Stored records
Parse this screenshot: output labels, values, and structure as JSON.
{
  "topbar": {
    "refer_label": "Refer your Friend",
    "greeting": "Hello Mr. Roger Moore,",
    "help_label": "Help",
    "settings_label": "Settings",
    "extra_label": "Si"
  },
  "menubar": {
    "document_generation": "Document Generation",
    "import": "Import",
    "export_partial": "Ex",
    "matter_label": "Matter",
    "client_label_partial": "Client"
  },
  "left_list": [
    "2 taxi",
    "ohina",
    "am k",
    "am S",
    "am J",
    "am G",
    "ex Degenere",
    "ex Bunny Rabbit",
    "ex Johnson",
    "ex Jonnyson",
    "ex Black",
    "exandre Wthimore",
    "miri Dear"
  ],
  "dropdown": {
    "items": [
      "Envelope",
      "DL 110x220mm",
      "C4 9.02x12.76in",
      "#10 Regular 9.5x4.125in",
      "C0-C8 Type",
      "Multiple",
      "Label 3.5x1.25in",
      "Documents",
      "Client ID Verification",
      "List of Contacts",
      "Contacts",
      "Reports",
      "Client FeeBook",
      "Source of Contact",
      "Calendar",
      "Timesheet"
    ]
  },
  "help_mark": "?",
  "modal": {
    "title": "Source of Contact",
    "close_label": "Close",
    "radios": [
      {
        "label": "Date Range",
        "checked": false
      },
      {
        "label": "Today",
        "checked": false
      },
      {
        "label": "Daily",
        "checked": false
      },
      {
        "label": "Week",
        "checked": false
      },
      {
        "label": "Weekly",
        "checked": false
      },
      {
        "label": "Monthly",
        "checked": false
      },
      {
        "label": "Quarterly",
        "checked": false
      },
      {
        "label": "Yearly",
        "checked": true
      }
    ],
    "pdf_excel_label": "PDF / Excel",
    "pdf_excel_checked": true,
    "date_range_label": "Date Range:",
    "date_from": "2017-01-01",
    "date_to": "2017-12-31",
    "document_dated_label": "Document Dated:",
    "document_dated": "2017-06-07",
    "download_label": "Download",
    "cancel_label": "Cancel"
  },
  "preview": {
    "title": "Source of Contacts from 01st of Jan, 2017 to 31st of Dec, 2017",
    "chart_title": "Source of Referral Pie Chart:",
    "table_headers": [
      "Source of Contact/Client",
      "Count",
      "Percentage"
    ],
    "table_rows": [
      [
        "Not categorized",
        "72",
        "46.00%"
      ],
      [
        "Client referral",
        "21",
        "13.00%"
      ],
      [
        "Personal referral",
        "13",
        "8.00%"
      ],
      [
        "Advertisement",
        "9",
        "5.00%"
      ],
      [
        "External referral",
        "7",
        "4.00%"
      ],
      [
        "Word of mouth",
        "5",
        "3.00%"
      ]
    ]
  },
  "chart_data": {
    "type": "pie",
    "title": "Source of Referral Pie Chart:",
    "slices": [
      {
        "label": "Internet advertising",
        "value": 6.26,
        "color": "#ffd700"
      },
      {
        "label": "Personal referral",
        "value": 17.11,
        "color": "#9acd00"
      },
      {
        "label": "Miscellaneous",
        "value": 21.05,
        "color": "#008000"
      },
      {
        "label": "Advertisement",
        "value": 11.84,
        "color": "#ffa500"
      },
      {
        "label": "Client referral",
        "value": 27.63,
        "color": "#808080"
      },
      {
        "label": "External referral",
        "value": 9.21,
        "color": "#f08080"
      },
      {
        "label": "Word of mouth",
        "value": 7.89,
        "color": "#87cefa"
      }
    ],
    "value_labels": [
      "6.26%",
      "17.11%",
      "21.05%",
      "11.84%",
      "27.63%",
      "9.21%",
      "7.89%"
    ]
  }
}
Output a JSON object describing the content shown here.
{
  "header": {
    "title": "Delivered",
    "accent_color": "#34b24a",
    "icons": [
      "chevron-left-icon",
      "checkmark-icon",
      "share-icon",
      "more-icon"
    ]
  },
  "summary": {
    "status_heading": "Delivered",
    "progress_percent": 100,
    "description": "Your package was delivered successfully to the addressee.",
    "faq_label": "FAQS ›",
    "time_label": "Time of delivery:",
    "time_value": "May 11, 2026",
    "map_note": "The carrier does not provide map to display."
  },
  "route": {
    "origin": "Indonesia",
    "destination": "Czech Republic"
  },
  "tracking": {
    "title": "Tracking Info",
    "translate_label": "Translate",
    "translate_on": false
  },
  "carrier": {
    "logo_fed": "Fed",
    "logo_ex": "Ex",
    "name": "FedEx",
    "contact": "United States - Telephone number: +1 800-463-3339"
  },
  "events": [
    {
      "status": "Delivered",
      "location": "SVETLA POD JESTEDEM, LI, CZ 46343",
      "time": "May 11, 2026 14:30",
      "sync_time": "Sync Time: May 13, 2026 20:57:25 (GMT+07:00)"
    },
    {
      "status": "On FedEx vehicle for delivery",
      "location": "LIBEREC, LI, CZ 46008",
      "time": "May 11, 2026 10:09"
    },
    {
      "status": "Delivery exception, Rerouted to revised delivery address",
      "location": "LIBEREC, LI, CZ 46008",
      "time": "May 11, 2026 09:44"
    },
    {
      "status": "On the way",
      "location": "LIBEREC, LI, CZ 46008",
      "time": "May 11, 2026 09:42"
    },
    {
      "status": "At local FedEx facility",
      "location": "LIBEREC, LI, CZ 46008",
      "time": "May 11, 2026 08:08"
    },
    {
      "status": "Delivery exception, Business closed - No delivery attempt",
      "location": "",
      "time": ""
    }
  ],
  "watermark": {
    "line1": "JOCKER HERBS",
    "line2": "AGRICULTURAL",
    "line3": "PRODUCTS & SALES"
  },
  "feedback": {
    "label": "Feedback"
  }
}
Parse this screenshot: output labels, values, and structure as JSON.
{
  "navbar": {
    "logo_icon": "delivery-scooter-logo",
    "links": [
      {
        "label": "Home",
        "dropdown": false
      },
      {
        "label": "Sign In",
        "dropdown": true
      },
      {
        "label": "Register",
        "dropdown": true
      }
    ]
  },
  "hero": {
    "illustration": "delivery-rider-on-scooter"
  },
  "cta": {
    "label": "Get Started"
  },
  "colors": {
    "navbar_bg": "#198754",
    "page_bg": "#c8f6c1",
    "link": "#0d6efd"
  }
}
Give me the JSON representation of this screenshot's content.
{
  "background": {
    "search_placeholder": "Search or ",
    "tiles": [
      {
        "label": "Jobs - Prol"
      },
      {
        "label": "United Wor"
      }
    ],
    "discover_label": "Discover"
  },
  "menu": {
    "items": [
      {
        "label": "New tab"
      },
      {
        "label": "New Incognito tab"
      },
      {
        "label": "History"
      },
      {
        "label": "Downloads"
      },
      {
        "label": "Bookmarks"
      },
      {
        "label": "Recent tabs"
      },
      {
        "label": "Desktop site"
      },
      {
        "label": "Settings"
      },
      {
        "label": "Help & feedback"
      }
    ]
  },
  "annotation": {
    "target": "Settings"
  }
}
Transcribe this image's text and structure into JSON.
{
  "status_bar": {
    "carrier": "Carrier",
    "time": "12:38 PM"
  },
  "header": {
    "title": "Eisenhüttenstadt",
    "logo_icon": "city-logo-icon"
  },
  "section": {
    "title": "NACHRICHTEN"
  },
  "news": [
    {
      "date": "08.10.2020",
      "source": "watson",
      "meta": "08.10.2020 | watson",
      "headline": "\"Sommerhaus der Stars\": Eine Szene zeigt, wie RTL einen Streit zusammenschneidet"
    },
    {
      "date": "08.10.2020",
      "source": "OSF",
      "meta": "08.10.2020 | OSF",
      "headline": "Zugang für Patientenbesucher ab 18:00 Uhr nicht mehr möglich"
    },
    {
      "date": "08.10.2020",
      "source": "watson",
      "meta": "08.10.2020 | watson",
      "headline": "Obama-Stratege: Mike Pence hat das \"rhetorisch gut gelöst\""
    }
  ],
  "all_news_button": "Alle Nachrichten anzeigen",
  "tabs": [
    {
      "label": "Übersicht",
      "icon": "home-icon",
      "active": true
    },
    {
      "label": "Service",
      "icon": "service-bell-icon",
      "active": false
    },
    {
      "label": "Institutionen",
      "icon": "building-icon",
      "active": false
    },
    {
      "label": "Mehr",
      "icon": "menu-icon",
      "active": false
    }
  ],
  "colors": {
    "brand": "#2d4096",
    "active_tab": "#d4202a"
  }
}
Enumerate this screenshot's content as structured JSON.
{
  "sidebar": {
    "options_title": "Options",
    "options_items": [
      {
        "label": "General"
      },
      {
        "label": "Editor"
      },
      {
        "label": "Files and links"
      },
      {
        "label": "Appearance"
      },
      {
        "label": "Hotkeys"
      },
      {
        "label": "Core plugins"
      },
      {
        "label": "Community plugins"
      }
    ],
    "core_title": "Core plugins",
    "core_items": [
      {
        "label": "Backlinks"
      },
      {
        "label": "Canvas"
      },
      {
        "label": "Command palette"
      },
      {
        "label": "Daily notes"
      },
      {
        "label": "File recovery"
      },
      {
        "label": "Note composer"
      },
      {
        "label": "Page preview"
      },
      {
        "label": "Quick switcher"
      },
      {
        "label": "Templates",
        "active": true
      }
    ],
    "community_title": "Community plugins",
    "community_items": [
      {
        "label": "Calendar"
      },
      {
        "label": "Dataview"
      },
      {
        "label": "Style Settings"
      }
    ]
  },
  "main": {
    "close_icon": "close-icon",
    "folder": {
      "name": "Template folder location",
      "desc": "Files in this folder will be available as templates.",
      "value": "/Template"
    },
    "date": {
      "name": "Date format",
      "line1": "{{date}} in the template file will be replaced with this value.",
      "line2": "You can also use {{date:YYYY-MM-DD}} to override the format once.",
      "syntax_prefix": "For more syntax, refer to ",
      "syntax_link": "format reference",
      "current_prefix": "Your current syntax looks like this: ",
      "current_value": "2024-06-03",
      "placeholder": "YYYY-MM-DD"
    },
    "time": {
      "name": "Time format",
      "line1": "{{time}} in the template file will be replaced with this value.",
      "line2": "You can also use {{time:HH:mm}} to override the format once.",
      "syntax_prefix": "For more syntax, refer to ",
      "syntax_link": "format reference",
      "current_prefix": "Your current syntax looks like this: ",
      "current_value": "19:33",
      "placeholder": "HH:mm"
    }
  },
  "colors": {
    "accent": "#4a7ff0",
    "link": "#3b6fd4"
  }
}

Problem details
Find each line in the records holding the string "true" and show it.

Answer to this exercise
        "checked": true
    "pdf_excel_checked": true,
        "dropdown": true
        "dropdown": true
      "active": true
        "active": true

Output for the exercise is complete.